The exercise -
From the line containing "Extract all readable text from this page." through the last line of the material, copy every line exactly, both ends inclusive; do not copy pictures.

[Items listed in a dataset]
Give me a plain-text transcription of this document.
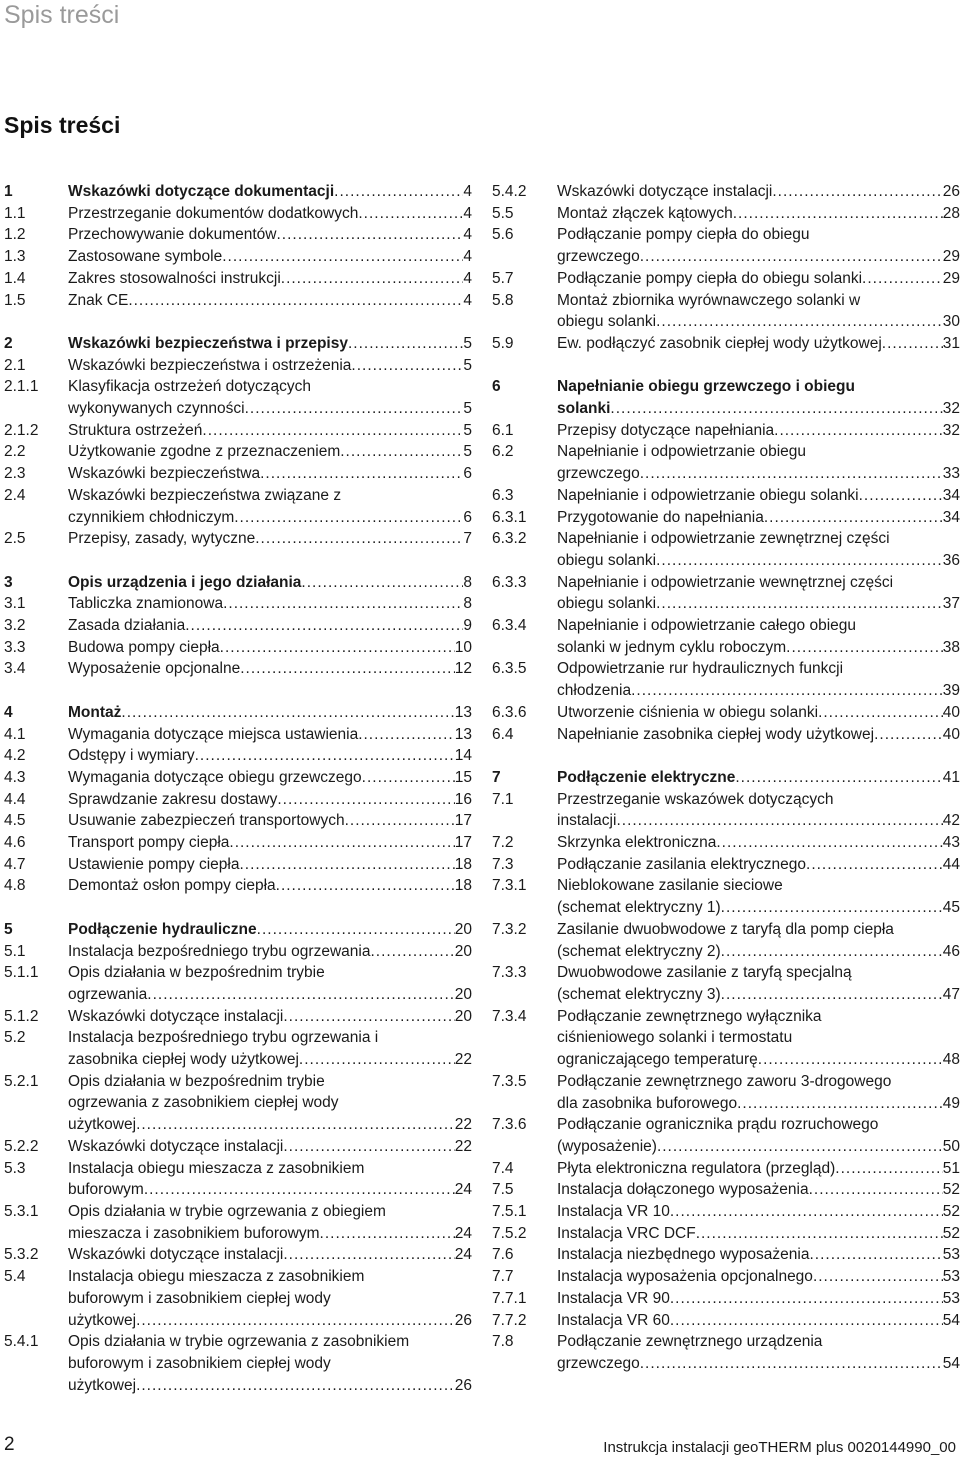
Spis treści
Spis treści
1	Wskazówki dotyczące dokumentacji .....	4
1.1	Przestrzeganie dokumentów dodatkowych .....	4
1.2	Przechowywanie dokumentów .....	4
1.3	Zastosowane symbole .....	4
1.4	Zakres stosowalności instrukcji .....	4
1.5	Znak CE .....	4
2	Wskazówki bezpieczeństwa i przepisy .....	5
2.1	Wskazówki bezpieczeństwa i ostrzeżenia .....	5
2.1.1	Klasyfikacja ostrzeżeń dotyczących
wykonywanych czynności .....	5
2.1.2	Struktura ostrzeżeń .....	5
2.2	Użytkowanie zgodne z przeznaczeniem .....	5
2.3	Wskazówki bezpieczeństwa .....	6
2.4	Wskazówki bezpieczeństwa związane z
czynnikiem chłodniczym .....	6
2.5	Przepisy, zasady, wytyczne .....	7
3	Opis urządzenia i jego działania .....	8
3.1	Tabliczka znamionowa .....	8
3.2	Zasada działania .....	9
3.3	Budowa pompy ciepła .....	10
3.4	Wyposażenie opcjonalne .....	12
4	Montaż .....	13
4.1	Wymagania dotyczące miejsca ustawienia .....	13
4.2	Odstępy i wymiary .....	14
4.3	Wymagania dotyczące obiegu grzewczego .....	15
4.4	Sprawdzanie zakresu dostawy .....	16
4.5	Usuwanie zabezpieczeń transportowych .....	17
4.6	Transport pompy ciepła .....	17
4.7	Ustawienie pompy ciepła .....	18
4.8	Demontaż osłon pompy ciepła .....	18
5	Podłączenie hydrauliczne .....	20
5.1	Instalacja bezpośredniego trybu ogrzewania .....	20
5.1.1	Opis działania w bezpośrednim trybie
ogrzewania .....	20
5.1.2	Wskazówki dotyczące instalacji .....	20
5.2	Instalacja bezpośredniego trybu ogrzewania i
zasobnika ciepłej wody użytkowej .....	22
5.2.1	Opis działania w bezpośrednim trybie
ogrzewania z zasobnikiem ciepłej wody
użytkowej .....	22
5.2.2	Wskazówki dotyczące instalacji .....	22
5.3	Instalacja obiegu mieszacza z zasobnikiem
buforowym .....	24
5.3.1	Opis działania w trybie ogrzewania z obiegiem
mieszacza i zasobnikiem buforowym .....	24
5.3.2	Wskazówki dotyczące instalacji .....	24
5.4	Instalacja obiegu mieszacza z zasobnikiem
buforowym i zasobnikiem ciepłej wody
użytkowej .....	26
5.4.1	Opis działania w trybie ogrzewania z zasobnikiem
buforowym i zasobnikiem ciepłej wody
użytkowej .....	26
5.4.2	Wskazówki dotyczące instalacji .....	26
5.5	Montaż złączek kątowych .....	28
5.6	Podłączanie pompy ciepła do obiegu
grzewczego .....	29
5.7	Podłączanie pompy ciepła do obiegu solanki .....	29
5.8	Montaż zbiornika wyrównawczego solanki w
obiegu solanki .....	30
5.9	Ew. podłączyć zasobnik ciepłej wody użytkowej .....	31
6	Napełnianie obiegu grzewczego i obiegu
solanki .....	32
6.1	Przepisy dotyczące napełniania .....	32
6.2	Napełnianie i odpowietrzanie obiegu
grzewczego .....	33
6.3	Napełnianie i odpowietrzanie obiegu solanki .....	34
6.3.1	Przygotowanie do napełniania .....	34
6.3.2	Napełnianie i odpowietrzanie zewnętrznej części
obiegu solanki .....	36
6.3.3	Napełnianie i odpowietrzanie wewnętrznej części
obiegu solanki .....	37
6.3.4	Napełnianie i odpowietrzanie całego obiegu
solanki w jednym cyklu roboczym .....	38
6.3.5	Odpowietrzanie rur hydraulicznych funkcji
chłodzenia .....	39
6.3.6	Utworzenie ciśnienia w obiegu solanki .....	40
6.4	Napełnianie zasobnika ciepłej wody użytkowej .....	40
7	Podłączenie elektryczne .....	41
7.1	Przestrzeganie wskazówek dotyczących
instalacji .....	42
7.2	Skrzynka elektroniczna .....	43
7.3	Podłączanie zasilania elektrycznego .....	44
7.3.1	Nieblokowane zasilanie sieciowe
(schemat elektryczny 1) .....	45
7.3.2	Zasilanie dwuobwodowe z taryfą dla pomp ciepła
(schemat elektryczny 2) .....	46
7.3.3	Dwuobwodowe zasilanie z taryfą specjalną
(schemat elektryczny 3) .....	47
7.3.4	Podłączanie zewnętrznego wyłącznika
ciśnieniowego solanki i termostatu
ograniczającego temperaturę .....	48
7.3.5	Podłączanie zewnętrznego zaworu 3-drogowego
dla zasobnika buforowego .....	49
7.3.6	Podłączanie ogranicznika prądu rozruchowego
(wyposażenie) .....	50
7.4	Płyta elektroniczna regulatora (przegląd) .....	51
7.5	Instalacja dołączonego wyposażenia .....	52
7.5.1	Instalacja VR 10 .....	52
7.5.2	Instalacja VRC DCF .....	52
7.6	Instalacja niezbędnego wyposażenia .....	53
7.7	Instalacja wyposażenia opcjonalnego .....	53
7.7.1	Instalacja VR 90 .....	53
7.7.2	Instalacja VR 60 .....	54
7.8	Podłączanie zewnętrznego urządzenia
grzewczego .....	54
2	Instrukcja instalacji geoTHERM plus 0020144990_00
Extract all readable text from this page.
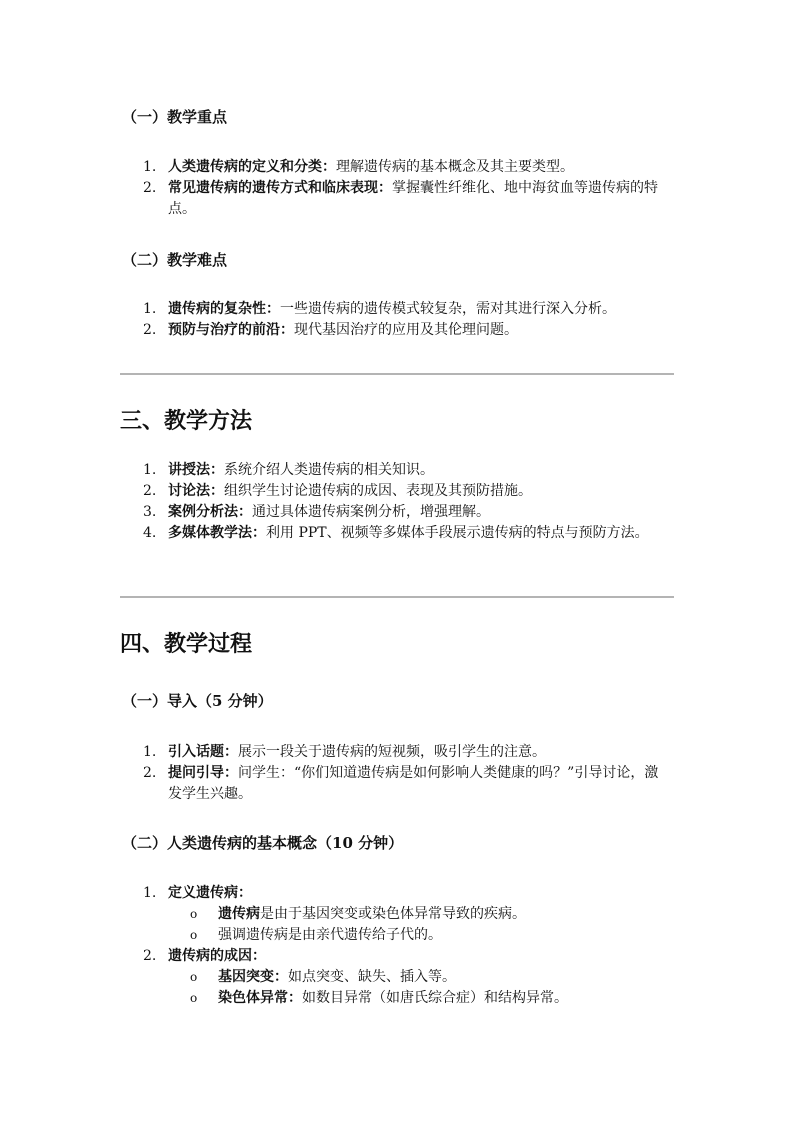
（一）教学重点
1. 人类遗传病的定义和分类：理解遗传病的基本概念及其主要类型。
2. 常见遗传病的遗传方式和临床表现：掌握囊性纤维化、地中海贫血等遗传病的特点。
（二）教学难点
1. 遗传病的复杂性：一些遗传病的遗传模式较复杂，需对其进行深入分析。
2. 预防与治疗的前沿：现代基因治疗的应用及其伦理问题。
三、教学方法
1. 讲授法：系统介绍人类遗传病的相关知识。
2. 讨论法：组织学生讨论遗传病的成因、表现及其预防措施。
3. 案例分析法：通过具体遗传病案例分析，增强理解。
4. 多媒体教学法：利用 PPT、视频等多媒体手段展示遗传病的特点与预防方法。
四、教学过程
（一）导入（5 分钟）
1. 引入话题：展示一段关于遗传病的短视频，吸引学生的注意。
2. 提问引导：问学生：“你们知道遗传病是如何影响人类健康的吗？”引导讨论，激发学生兴趣。
（二）人类遗传病的基本概念（10 分钟）
1. 定义遗传病：
o 遗传病是由于基因突变或染色体异常导致的疾病。
o 强调遗传病是由亲代遗传给子代的。
2. 遗传病的成因：
o 基因突变：如点突变、缺失、插入等。
o 染色体异常：如数目异常（如唐氏综合症）和结构异常。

Answer to this exercise -
Extract all readable text from this page.
（一）教学重点
1. 人类遗传病的定义和分类：理解遗传病的基本概念及其主要类型。
2. 常见遗传病的遗传方式和临床表现：掌握囊性纤维化、地中海贫血等遗传病的特点。
（二）教学难点
1. 遗传病的复杂性：一些遗传病的遗传模式较复杂，需对其进行深入分析。
2. 预防与治疗的前沿：现代基因治疗的应用及其伦理问题。
三、教学方法
1. 讲授法：系统介绍人类遗传病的相关知识。
2. 讨论法：组织学生讨论遗传病的成因、表现及其预防措施。
3. 案例分析法：通过具体遗传病案例分析，增强理解。
4. 多媒体教学法：利用 PPT、视频等多媒体手段展示遗传病的特点与预防方法。
四、教学过程
（一）导入（5 分钟）
1. 引入话题：展示一段关于遗传病的短视频，吸引学生的注意。
2. 提问引导：问学生：“你们知道遗传病是如何影响人类健康的吗？”引导讨论，激发学生兴趣。
（二）人类遗传病的基本概念（10 分钟）
1. 定义遗传病：
o 遗传病是由于基因突变或染色体异常导致的疾病。
o 强调遗传病是由亲代遗传给子代的。
2. 遗传病的成因：
o 基因突变：如点突变、缺失、插入等。
o 染色体异常：如数目异常（如唐氏综合症）和结构异常。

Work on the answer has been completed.